_SUPPLIED RECORDS_.
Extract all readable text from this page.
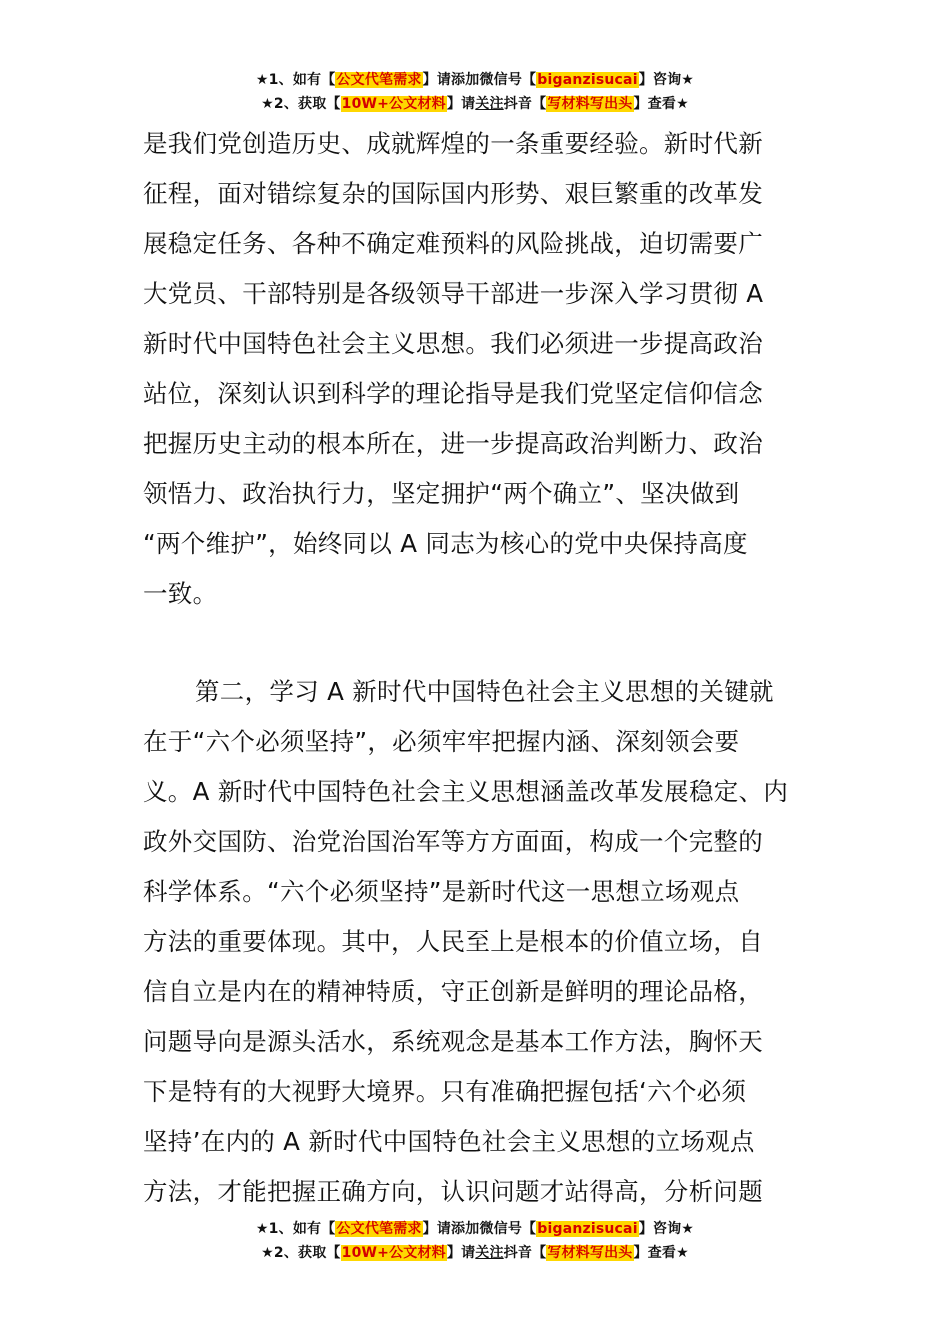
★1、如有【公文代笔需求】请添加微信号【biganzisucai】咨询★
★2、获取【10W+公文材料】请关注抖音【写材料写出头】查看★
是我们党创造历史、成就辉煌的一条重要经验。新时代新
征程，面对错综复杂的国际国内形势、艰巨繁重的改革发
展稳定任务、各种不确定难预料的风险挑战，迫切需要广
大党员、干部特别是各级领导干部进一步深入学习贯彻 A
新时代中国特色社会主义思想。我们必须进一步提高政治
站位，深刻认识到科学的理论指导是我们党坚定信仰信念
把握历史主动的根本所在，进一步提高政治判断力、政治
领悟力、政治执行力，坚定拥护“两个确立”、坚决做到
“两个维护”，始终同以 A 同志为核心的党中央保持高度
一致。
第二，学习 A 新时代中国特色社会主义思想的关键就
在于“六个必须坚持”，必须牢牢把握内涵、深刻领会要
义。A 新时代中国特色社会主义思想涵盖改革发展稳定、内
政外交国防、治党治国治军等方方面面，构成一个完整的
科学体系。“六个必须坚持”是新时代这一思想立场观点
方法的重要体现。其中，人民至上是根本的价值立场，自
信自立是内在的精神特质，守正创新是鲜明的理论品格，
问题导向是源头活水，系统观念是基本工作方法，胸怀天
下是特有的大视野大境界。只有准确把握包括‘六个必须
坚持’在内的 A 新时代中国特色社会主义思想的立场观点
方法，才能把握正确方向，认识问题才站得高，分析问题
★1、如有【公文代笔需求】请添加微信号【biganzisucai】咨询★
★2、获取【10W+公文材料】请关注抖音【写材料写出头】查看★
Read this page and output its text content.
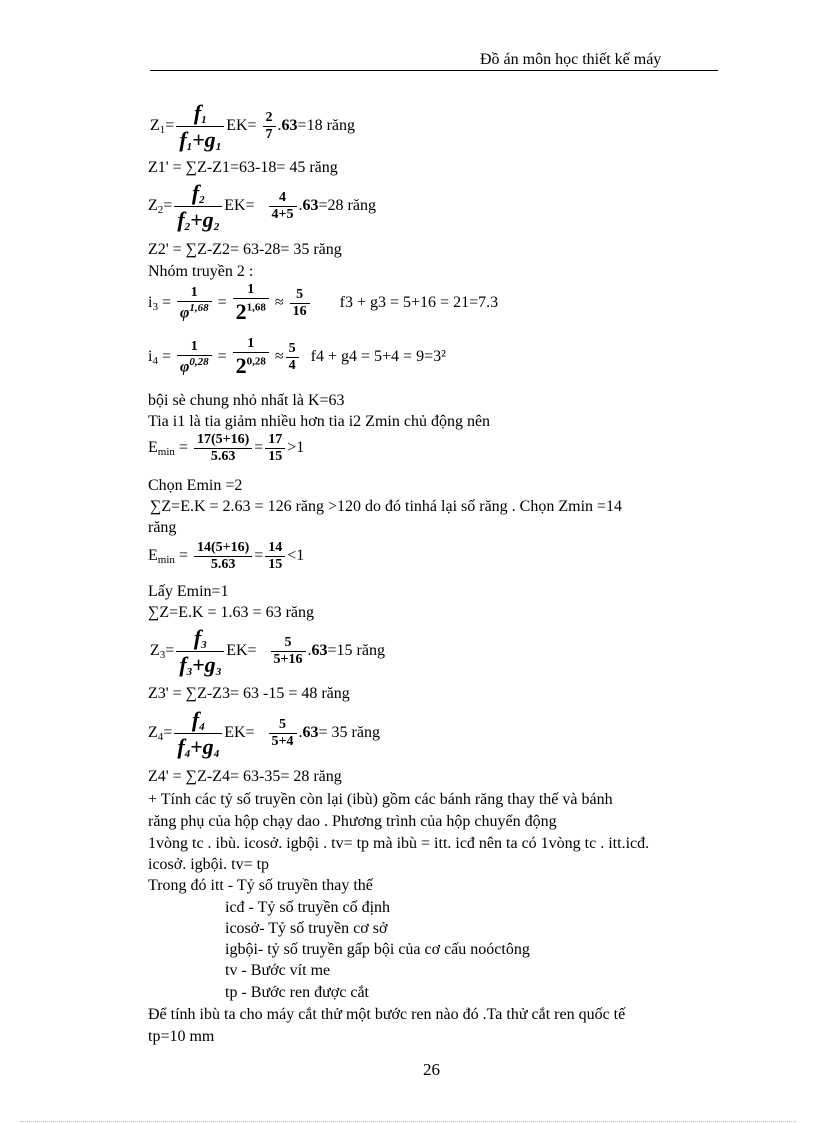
Đồ án môn học thiết kế máy
$Z_1= \frac{f_1}{f_1+g_1} EK= \frac{2}{7} .63=18$ răng
Z1' = ∑Z-Z1=63-18= 45 răng
$Z_2= \frac{f_2}{f_2+g_2} EK= \frac{4}{4+5} .63=28$ răng
Z2' = ∑Z-Z2= 63-28= 35 răng
Nhóm truyền 2 :
$i_3 = \frac{1}{\varphi^{1,68}} = \frac{1}{2^{1,68}} \approx \frac{5}{16} f3 + g3 = 5+16 = 21=7.3$
$i_4 = \frac{1}{\varphi^{0,28}} = \frac{1}{2^{0,28}} \approx \frac{5}{4} f4 + g4 = 5+4 = 9=3^2$
bội sè chung nhỏ nhất là K=63
Tia i1 là tia giảm nhiều hơn tia i2 Zmin chủ động nên
$E_{min} = \frac{17(5+16)}{5.63} = \frac{17}{15} >1$
Chọn Emin =2
∑Z=E.K = 2.63 = 126 răng >120 do đó tinhá lại số răng . Chọn Zmin =14
răng
$E_{min} = \frac{14(5+16)}{5.63} = \frac{14}{15} <1$
Lấy Emin=1
∑Z=E.K = 1.63 = 63 răng
$Z_3= \frac{f_3}{f_3+g_3} EK= \frac{5}{5+16} .63=15$ răng
Z3' = ∑Z-Z3= 63 -15 = 48 răng
$Z_4= \frac{f_4}{f_4+g_4} EK= \frac{5}{5+4} .63= 35$ răng
Z4' = ∑Z-Z4= 63-35= 28 răng
+ Tính các tỷ số truyền còn lại (ibù) gồm các bánh răng thay thế và bánh
răng phụ của hộp chạy dao . Phương trình của hộp chuyển động
1vòng tc . ibù. icosở. igbội . tv= tp mà ibù = itt. icđ nên ta có 1vòng tc . itt.icđ.
icosở. igbội. tv= tp
Trong đó itt - Tỷ số truyền thay thế
icđ - Tỷ số truyền cố định
icosở- Tỷ số truyền cơ sở
igbội- tỷ số truyền gấp bội của cơ cấu noóctông
tv - Bước vít me
tp - Bước ren được cắt
Để tính ibù ta cho máy cắt thử một bước ren nào đó .Ta thử cắt ren quốc tế
tp=10 mm
26
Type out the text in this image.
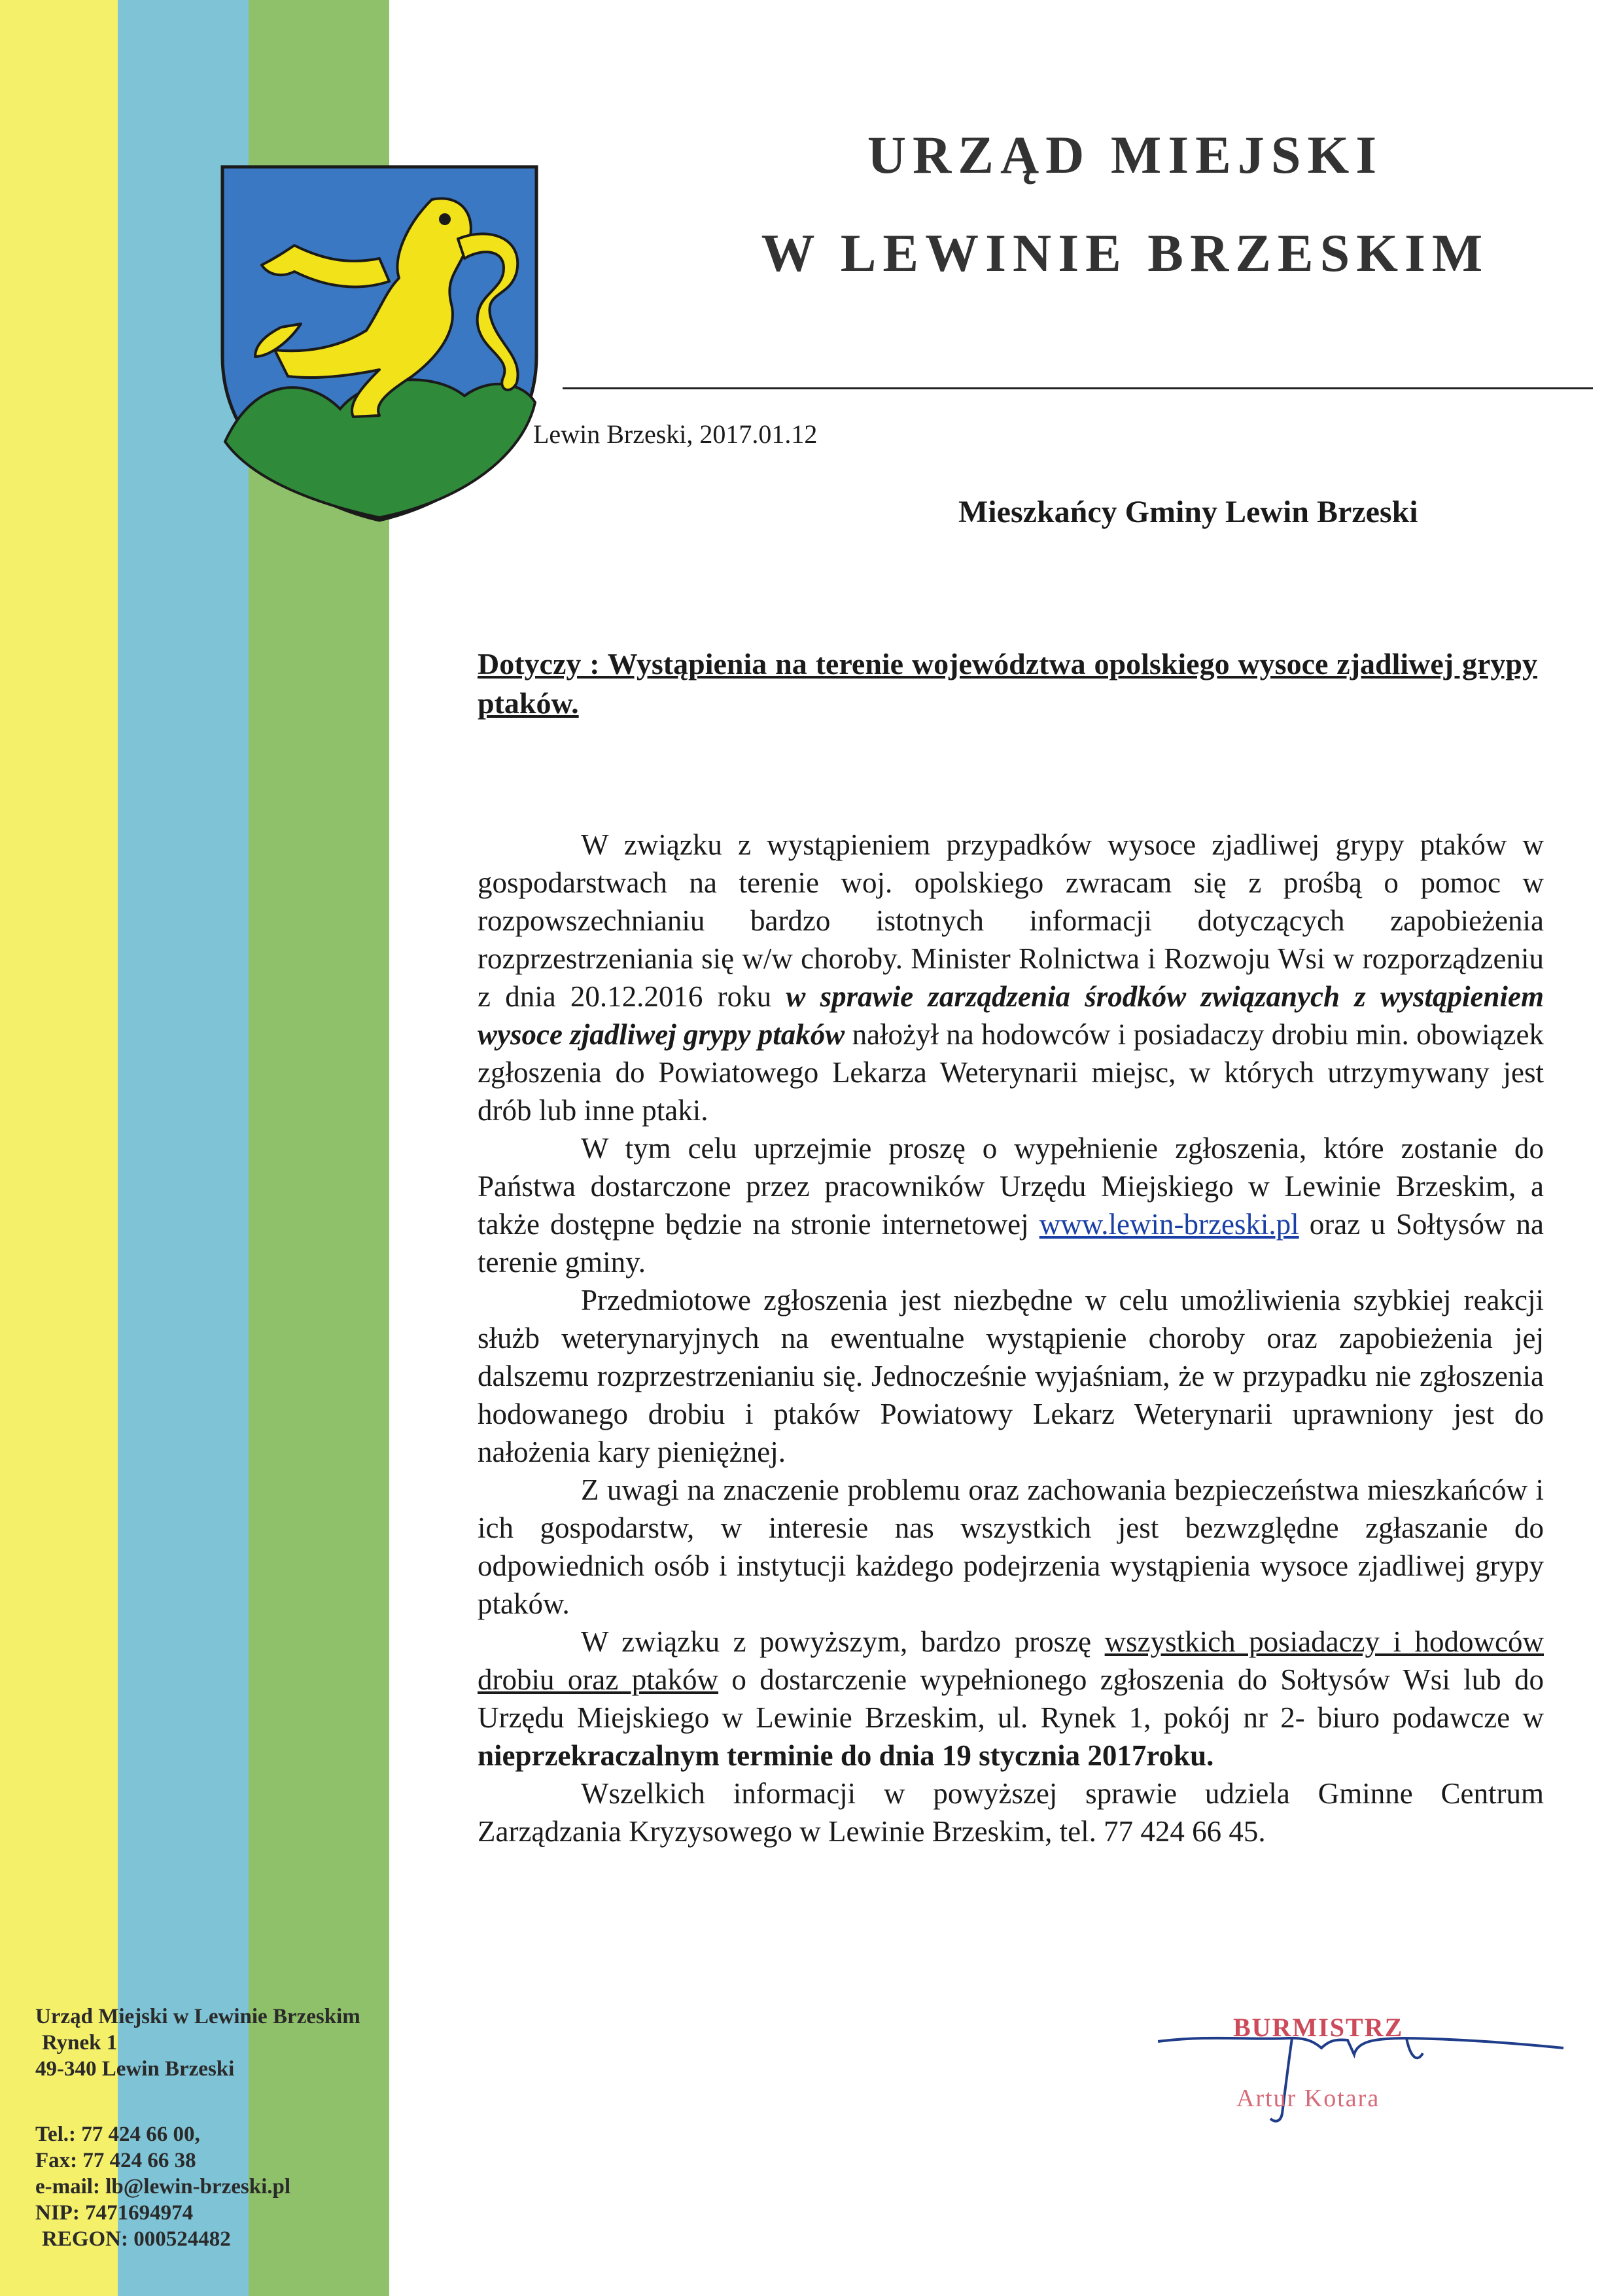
URZĄD MIEJSKI
W LEWINIE BRZESKIM
Lewin Brzeski, 2017.01.12
Mieszkańcy Gminy Lewin Brzeski
Dotyczy : Wystąpienia na terenie województwa opolskiego wysoce zjadliwej grypy ptaków.

W związku z wystąpieniem przypadków wysoce zjadliwej grypy ptaków w gospodarstwach na terenie woj. opolskiego zwracam się z prośbą o pomoc w rozpowszechnianiu bardzo istotnych informacji dotyczących zapobieżenia rozprzestrzeniania się w/w choroby. Minister Rolnictwa i Rozwoju Wsi w rozporządzeniu z dnia 20.12.2016 roku w sprawie zarządzenia środków związanych z wystąpieniem wysoce zjadliwej grypy ptaków nałożył na hodowców i posiadaczy drobiu min. obowiązek zgłoszenia do Powiatowego Lekarza Weterynarii miejsc, w których utrzymywany jest drób lub inne ptaki.

W tym celu uprzejmie proszę o wypełnienie zgłoszenia, które zostanie do Państwa dostarczone przez pracowników Urzędu Miejskiego w Lewinie Brzeskim, a także dostępne będzie na stronie internetowej www.lewin-brzeski.pl oraz u Sołtysów na terenie gminy.

Przedmiotowe zgłoszenia jest niezbędne w celu umożliwienia szybkiej reakcji służb weterynaryjnych na ewentualne wystąpienie choroby oraz zapobieżenia jej dalszemu rozprzestrzenianiu się. Jednocześnie wyjaśniam, że w przypadku nie zgłoszenia hodowanego drobiu i ptaków Powiatowy Lekarz Weterynarii uprawniony jest do nałożenia kary pieniężnej.

Z uwagi na znaczenie problemu oraz zachowania bezpieczeństwa mieszkańców i ich gospodarstw, w interesie nas wszystkich jest bezwzględne zgłaszanie do odpowiednich osób i instytucji każdego podejrzenia wystąpienia wysoce zjadliwej grypy ptaków.

W związku z powyższym, bardzo proszę wszystkich posiadaczy i hodowców drobiu oraz ptaków o dostarczenie wypełnionego zgłoszenia do Sołtysów Wsi lub do Urzędu Miejskiego w Lewinie Brzeskim, ul. Rynek 1, pokój nr 2- biuro podawcze w nieprzekraczalnym terminie do dnia 19 stycznia 2017roku.

Wszelkich informacji w powyższej sprawie udziela Gminne Centrum Zarządzania Kryzysowego w Lewinie Brzeskim, tel. 77 424 66 45.

Urząd Miejski w Lewinie Brzeskim
Rynek 1
49-340 Lewin Brzeski
Tel.: 77 424 66 00,
Fax: 77 424 66 38
e-mail: lb@lewin-brzeski.pl
NIP: 7471694974
REGON: 000524482
BURMISTRZ
Artur Kotara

_WHAT IS ASKED_. Set down the material exactly, every line of it, except for the pictures.

_SOLUTION_.
Extract all readable text from this page.
★1、如有【公文代笔需求】请添加微信号【biganzisucai】咨询★
★2、获取【10W+公文材料】请关注抖音【写材料写出头】查看★
是我们党创造历史、成就辉煌的一条重要经验。新时代新
征程，面对错综复杂的国际国内形势、艰巨繁重的改革发
展稳定任务、各种不确定难预料的风险挑战，迫切需要广
大党员、干部特别是各级领导干部进一步深入学习贯彻 A
新时代中国特色社会主义思想。我们必须进一步提高政治
站位，深刻认识到科学的理论指导是我们党坚定信仰信念
把握历史主动的根本所在，进一步提高政治判断力、政治
领悟力、政治执行力，坚定拥护“两个确立”、坚决做到
“两个维护”，始终同以 A 同志为核心的党中央保持高度
一致。
第二，学习 A 新时代中国特色社会主义思想的关键就
在于“六个必须坚持”，必须牢牢把握内涵、深刻领会要
义。A 新时代中国特色社会主义思想涵盖改革发展稳定、内
政外交国防、治党治国治军等方方面面，构成一个完整的
科学体系。“六个必须坚持”是新时代这一思想立场观点
方法的重要体现。其中，人民至上是根本的价值立场，自
信自立是内在的精神特质，守正创新是鲜明的理论品格，
问题导向是源头活水，系统观念是基本工作方法，胸怀天
下是特有的大视野大境界。只有准确把握包括‘六个必须
坚持’在内的 A 新时代中国特色社会主义思想的立场观点
方法，才能把握正确方向，认识问题才站得高，分析问题
★1、如有【公文代笔需求】请添加微信号【biganzisucai】咨询★
★2、获取【10W+公文材料】请关注抖音【写材料写出头】查看★
Read this page and output its text content.
Đồ án môn học thiết kế máy
$Z_1= \frac{f_1}{f_1+g_1} EK= \frac{2}{7} .63=18$ răng
Z1' = ∑Z-Z1=63-18= 45 răng
$Z_2= \frac{f_2}{f_2+g_2} EK= \frac{4}{4+5} .63=28$ răng
Z2' = ∑Z-Z2= 63-28= 35 răng
Nhóm truyền 2 :
$i_3 = \frac{1}{\varphi^{1,68}} = \frac{1}{2^{1,68}} \approx \frac{5}{16} f3 + g3 = 5+16 = 21=7.3$
$i_4 = \frac{1}{\varphi^{0,28}} = \frac{1}{2^{0,28}} \approx \frac{5}{4} f4 + g4 = 5+4 = 9=3^2$
bội sè chung nhỏ nhất là K=63
Tia i1 là tia giảm nhiều hơn tia i2 Zmin chủ động nên
$E_{min} = \frac{17(5+16)}{5.63} = \frac{17}{15} >1$
Chọn Emin =2
∑Z=E.K = 2.63 = 126 răng >120 do đó tinhá lại số răng . Chọn Zmin =14
răng
$E_{min} = \frac{14(5+16)}{5.63} = \frac{14}{15} <1$
Lấy Emin=1
∑Z=E.K = 1.63 = 63 răng
$Z_3= \frac{f_3}{f_3+g_3} EK= \frac{5}{5+16} .63=15$ răng
Z3' = ∑Z-Z3= 63 -15 = 48 răng
$Z_4= \frac{f_4}{f_4+g_4} EK= \frac{5}{5+4} .63= 35$ răng
Z4' = ∑Z-Z4= 63-35= 28 răng
+ Tính các tỷ số truyền còn lại (ibù) gồm các bánh răng thay thế và bánh
răng phụ của hộp chạy dao . Phương trình của hộp chuyển động
1vòng tc . ibù. icosở. igbội . tv= tp mà ibù = itt. icđ nên ta có 1vòng tc . itt.icđ.
icosở. igbội. tv= tp
Trong đó itt - Tỷ số truyền thay thế
icđ - Tỷ số truyền cố định
icosở- Tỷ số truyền cơ sở
igbội- tỷ số truyền gấp bội của cơ cấu noóctông
tv - Bước vít me
tp - Bước ren được cắt
Để tính ibù ta cho máy cắt thử một bước ren nào đó .Ta thử cắt ren quốc tế
tp=10 mm
26
Type out the text in this image.
URZĄD MIEJSKI
W LEWINIE BRZESKIM
Lewin Brzeski, 2017.01.12
Mieszkańcy Gminy Lewin Brzeski
Dotyczy : Wystąpienia na terenie województwa opolskiego wysoce zjadliwej grypy ptaków.

W związku z wystąpieniem przypadków wysoce zjadliwej grypy ptaków w gospodarstwach na terenie woj. opolskiego zwracam się z prośbą o pomoc w rozpowszechnianiu bardzo istotnych informacji dotyczących zapobieżenia rozprzestrzeniania się w/w choroby. Minister Rolnictwa i Rozwoju Wsi w rozporządzeniu z dnia 20.12.2016 roku w sprawie zarządzenia środków związanych z wystąpieniem wysoce zjadliwej grypy ptaków nałożył na hodowców i posiadaczy drobiu min. obowiązek zgłoszenia do Powiatowego Lekarza Weterynarii miejsc, w których utrzymywany jest drób lub inne ptaki.

W tym celu uprzejmie proszę o wypełnienie zgłoszenia, które zostanie do Państwa dostarczone przez pracowników Urzędu Miejskiego w Lewinie Brzeskim, a także dostępne będzie na stronie internetowej www.lewin-brzeski.pl oraz u Sołtysów na terenie gminy.

Przedmiotowe zgłoszenia jest niezbędne w celu umożliwienia szybkiej reakcji służb weterynaryjnych na ewentualne wystąpienie choroby oraz zapobieżenia jej dalszemu rozprzestrzenianiu się. Jednocześnie wyjaśniam, że w przypadku nie zgłoszenia hodowanego drobiu i ptaków Powiatowy Lekarz Weterynarii uprawniony jest do nałożenia kary pieniężnej.

Z uwagi na znaczenie problemu oraz zachowania bezpieczeństwa mieszkańców i ich gospodarstw, w interesie nas wszystkich jest bezwzględne zgłaszanie do odpowiednich osób i instytucji każdego podejrzenia wystąpienia wysoce zjadliwej grypy ptaków.

W związku z powyższym, bardzo proszę wszystkich posiadaczy i hodowców drobiu oraz ptaków o dostarczenie wypełnionego zgłoszenia do Sołtysów Wsi lub do Urzędu Miejskiego w Lewinie Brzeskim, ul. Rynek 1, pokój nr 2- biuro podawcze w nieprzekraczalnym terminie do dnia 19 stycznia 2017roku.

Wszelkich informacji w powyższej sprawie udziela Gminne Centrum Zarządzania Kryzysowego w Lewinie Brzeskim, tel. 77 424 66 45.

Urząd Miejski w Lewinie Brzeskim
Rynek 1
49-340 Lewin Brzeski
Tel.: 77 424 66 00,
Fax: 77 424 66 38
e-mail: lb@lewin-brzeski.pl
NIP: 7471694974
REGON: 000524482
BURMISTRZ
Artur Kotara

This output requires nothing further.